---- PROVIDED RECORDS
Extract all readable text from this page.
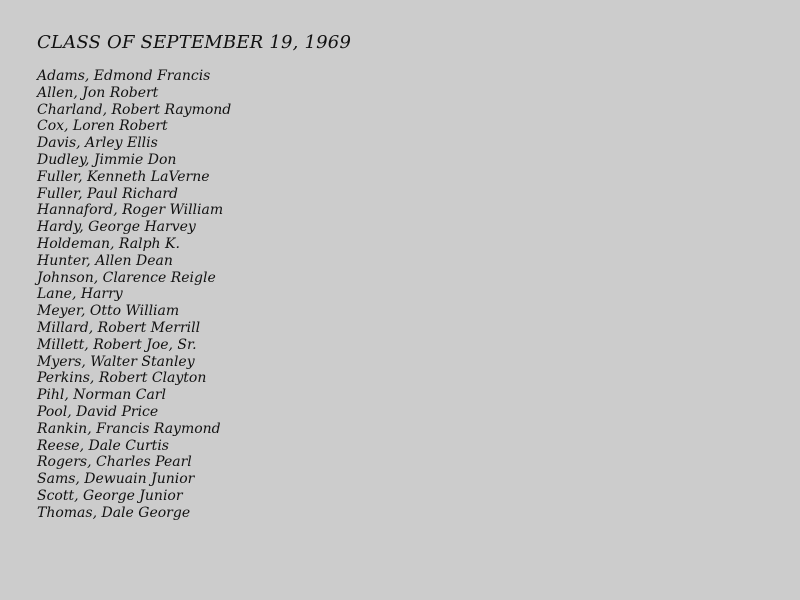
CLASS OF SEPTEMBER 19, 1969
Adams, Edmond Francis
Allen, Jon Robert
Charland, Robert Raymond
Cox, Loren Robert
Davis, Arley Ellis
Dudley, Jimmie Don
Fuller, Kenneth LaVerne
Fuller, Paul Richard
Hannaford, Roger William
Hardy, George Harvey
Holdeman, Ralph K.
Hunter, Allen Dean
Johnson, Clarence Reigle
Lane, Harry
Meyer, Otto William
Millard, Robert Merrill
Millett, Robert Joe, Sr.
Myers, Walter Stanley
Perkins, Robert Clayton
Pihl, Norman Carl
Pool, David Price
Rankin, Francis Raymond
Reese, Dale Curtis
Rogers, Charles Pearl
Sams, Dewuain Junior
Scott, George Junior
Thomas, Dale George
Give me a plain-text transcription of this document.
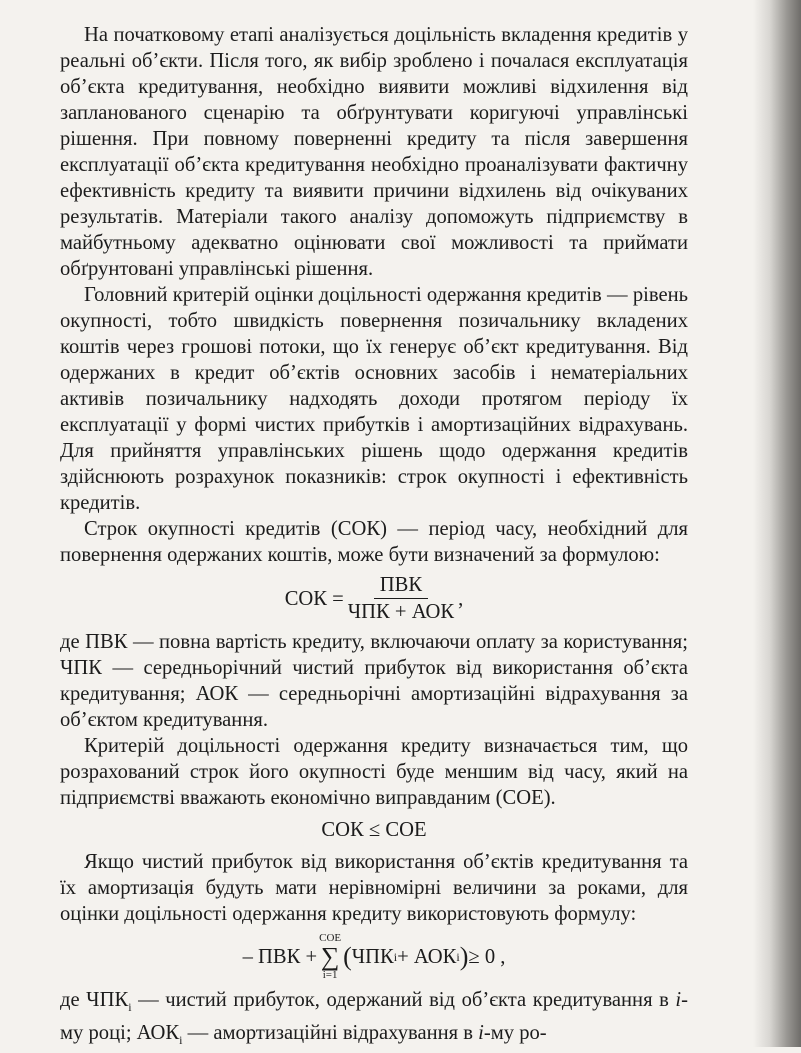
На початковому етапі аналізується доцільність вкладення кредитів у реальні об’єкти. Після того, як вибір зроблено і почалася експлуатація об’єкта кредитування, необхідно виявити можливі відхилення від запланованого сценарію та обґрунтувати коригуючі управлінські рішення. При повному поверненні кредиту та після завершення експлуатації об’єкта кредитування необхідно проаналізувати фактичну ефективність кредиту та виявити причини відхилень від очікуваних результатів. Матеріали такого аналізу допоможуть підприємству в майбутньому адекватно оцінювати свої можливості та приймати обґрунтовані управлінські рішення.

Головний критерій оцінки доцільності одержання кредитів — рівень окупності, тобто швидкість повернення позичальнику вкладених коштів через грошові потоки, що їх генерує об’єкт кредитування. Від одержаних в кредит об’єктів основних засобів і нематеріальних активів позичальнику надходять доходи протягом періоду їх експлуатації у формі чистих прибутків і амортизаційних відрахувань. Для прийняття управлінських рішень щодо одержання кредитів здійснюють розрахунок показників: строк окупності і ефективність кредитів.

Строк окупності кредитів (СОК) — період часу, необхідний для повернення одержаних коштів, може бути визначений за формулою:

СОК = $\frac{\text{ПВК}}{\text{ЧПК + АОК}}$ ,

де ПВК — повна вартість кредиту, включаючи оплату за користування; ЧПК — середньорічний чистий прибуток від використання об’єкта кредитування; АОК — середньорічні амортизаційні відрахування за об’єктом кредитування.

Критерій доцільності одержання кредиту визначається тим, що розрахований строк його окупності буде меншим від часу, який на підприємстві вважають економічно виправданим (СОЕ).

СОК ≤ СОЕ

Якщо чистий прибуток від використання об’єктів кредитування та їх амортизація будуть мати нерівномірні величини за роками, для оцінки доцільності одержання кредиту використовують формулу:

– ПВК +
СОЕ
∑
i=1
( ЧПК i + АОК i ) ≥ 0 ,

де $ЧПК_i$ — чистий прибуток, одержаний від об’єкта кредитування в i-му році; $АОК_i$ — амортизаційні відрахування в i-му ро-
--------
### EXERCISE PROMPT
Go through the material line by line. Show each line that contains the string "Dale".

### RESULT OF THIS TASK
Reese, Dale Curtis
Thomas, Dale George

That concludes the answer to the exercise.